══ RECORDED INFORMATION ══
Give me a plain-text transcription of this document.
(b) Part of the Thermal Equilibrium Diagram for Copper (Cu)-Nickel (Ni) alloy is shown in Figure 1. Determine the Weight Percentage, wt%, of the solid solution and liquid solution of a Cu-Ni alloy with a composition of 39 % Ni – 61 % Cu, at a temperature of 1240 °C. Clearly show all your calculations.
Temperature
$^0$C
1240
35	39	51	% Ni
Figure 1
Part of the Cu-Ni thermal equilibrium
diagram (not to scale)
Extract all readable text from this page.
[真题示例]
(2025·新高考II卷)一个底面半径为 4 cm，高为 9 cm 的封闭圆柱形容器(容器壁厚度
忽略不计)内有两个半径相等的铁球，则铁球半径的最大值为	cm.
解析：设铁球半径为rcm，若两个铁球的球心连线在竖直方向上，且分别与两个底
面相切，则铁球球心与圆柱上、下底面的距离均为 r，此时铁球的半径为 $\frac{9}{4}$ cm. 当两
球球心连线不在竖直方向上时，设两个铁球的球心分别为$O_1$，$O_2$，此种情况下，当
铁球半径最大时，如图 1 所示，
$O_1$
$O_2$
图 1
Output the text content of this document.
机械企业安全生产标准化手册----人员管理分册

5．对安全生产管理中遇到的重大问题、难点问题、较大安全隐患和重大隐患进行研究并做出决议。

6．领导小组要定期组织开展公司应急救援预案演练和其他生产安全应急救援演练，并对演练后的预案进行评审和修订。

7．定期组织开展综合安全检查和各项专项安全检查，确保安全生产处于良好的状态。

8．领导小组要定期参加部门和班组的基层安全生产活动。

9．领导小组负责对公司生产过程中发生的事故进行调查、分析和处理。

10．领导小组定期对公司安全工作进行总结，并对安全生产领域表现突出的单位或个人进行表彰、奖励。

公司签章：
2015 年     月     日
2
═══
*CHALLENGE*. Word for word, write out all of the data above.

*SOLUTION FOR THIS PROBLEM*.
Give me a plain-text transcription of this document.
(b) Part of the Thermal Equilibrium Diagram for Copper (Cu)-Nickel (Ni) alloy is shown in Figure 1. Determine the Weight Percentage, wt%, of the solid solution and liquid solution of a Cu-Ni alloy with a composition of 39 % Ni – 61 % Cu, at a temperature of 1240 °C. Clearly show all your calculations.
Temperature
$^0$C
1240
35	39	51	% Ni
Figure 1
Part of the Cu-Ni thermal equilibrium
diagram (not to scale)
Extract all readable text from this page.
[真题示例]
(2025·新高考II卷)一个底面半径为 4 cm，高为 9 cm 的封闭圆柱形容器(容器壁厚度
忽略不计)内有两个半径相等的铁球，则铁球半径的最大值为	cm.
解析：设铁球半径为rcm，若两个铁球的球心连线在竖直方向上，且分别与两个底
面相切，则铁球球心与圆柱上、下底面的距离均为 r，此时铁球的半径为 $\frac{9}{4}$ cm. 当两
球球心连线不在竖直方向上时，设两个铁球的球心分别为$O_1$，$O_2$，此种情况下，当
铁球半径最大时，如图 1 所示，
$O_1$
$O_2$
图 1
Output the text content of this document.
机械企业安全生产标准化手册----人员管理分册

5．对安全生产管理中遇到的重大问题、难点问题、较大安全隐患和重大隐患进行研究并做出决议。

6．领导小组要定期组织开展公司应急救援预案演练和其他生产安全应急救援演练，并对演练后的预案进行评审和修订。

7．定期组织开展综合安全检查和各项专项安全检查，确保安全生产处于良好的状态。

8．领导小组要定期参加部门和班组的基层安全生产活动。

9．领导小组负责对公司生产过程中发生的事故进行调查、分析和处理。

10．领导小组定期对公司安全工作进行总结，并对安全生产领域表现突出的单位或个人进行表彰、奖励。

公司签章：
2015 年     月     日
2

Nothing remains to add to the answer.